> _Request_:
Pick out each line containing the string "GARDENS".
* begin Data for this exercise *
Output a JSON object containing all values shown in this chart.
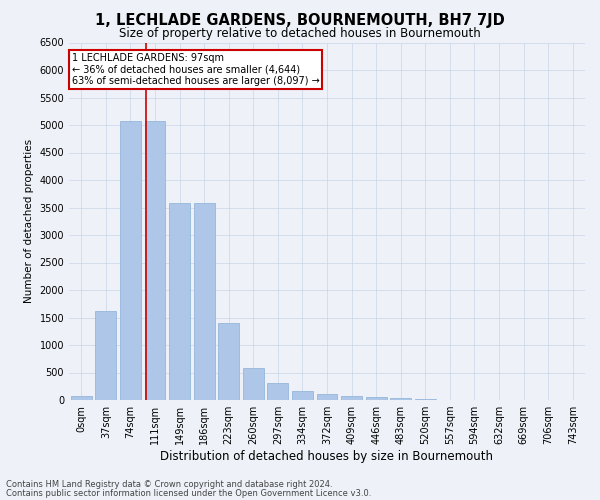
{
  "title": "1, LECHLADE GARDENS, BOURNEMOUTH, BH7 7JD",
  "subtitle": "Size of property relative to detached houses in Bournemouth",
  "xlabel": "Distribution of detached houses by size in Bournemouth",
  "ylabel": "Number of detached properties",
  "footer_line1": "Contains HM Land Registry data © Crown copyright and database right 2024.",
  "footer_line2": "Contains public sector information licensed under the Open Government Licence v3.0.",
  "bar_labels": [
    "0sqm",
    "37sqm",
    "74sqm",
    "111sqm",
    "149sqm",
    "186sqm",
    "223sqm",
    "260sqm",
    "297sqm",
    "334sqm",
    "372sqm",
    "409sqm",
    "446sqm",
    "483sqm",
    "520sqm",
    "557sqm",
    "594sqm",
    "632sqm",
    "669sqm",
    "706sqm",
    "743sqm"
  ],
  "bar_values": [
    75,
    1620,
    5080,
    5080,
    3580,
    3580,
    1400,
    590,
    310,
    155,
    110,
    75,
    60,
    30,
    15,
    8,
    5,
    3,
    2,
    2,
    2
  ],
  "bar_color": "#aec6e8",
  "bar_edge_color": "#8ab0d8",
  "grid_color": "#c8d4e8",
  "background_color": "#eef2f8",
  "vline_color": "#cc0000",
  "annotation_text": "1 LECHLADE GARDENS: 97sqm\n← 36% of detached houses are smaller (4,644)\n63% of semi-detached houses are larger (8,097) →",
  "annotation_box_color": "#cc0000",
  "ylim": [
    0,
    6500
  ],
  "yticks": [
    0,
    500,
    1000,
    1500,
    2000,
    2500,
    3000,
    3500,
    4000,
    4500,
    5000,
    5500,
    6000,
    6500
  ],
  "title_fontsize": 10.5,
  "subtitle_fontsize": 8.5,
  "xlabel_fontsize": 8.5,
  "ylabel_fontsize": 7.5,
  "tick_fontsize": 7.0,
  "footer_fontsize": 6.0,
  "annot_fontsize": 7.0
}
* end Data for this exercise *
> _Response below_:
  "title": "1, LECHLADE GARDENS, BOURNEMOUTH, BH7 7JD",
  "annotation_text": "1 LECHLADE GARDENS: 97sqm\n← 36% of detached houses are smaller (4,644)\n63% of semi-detached houses are larger (8,097) →",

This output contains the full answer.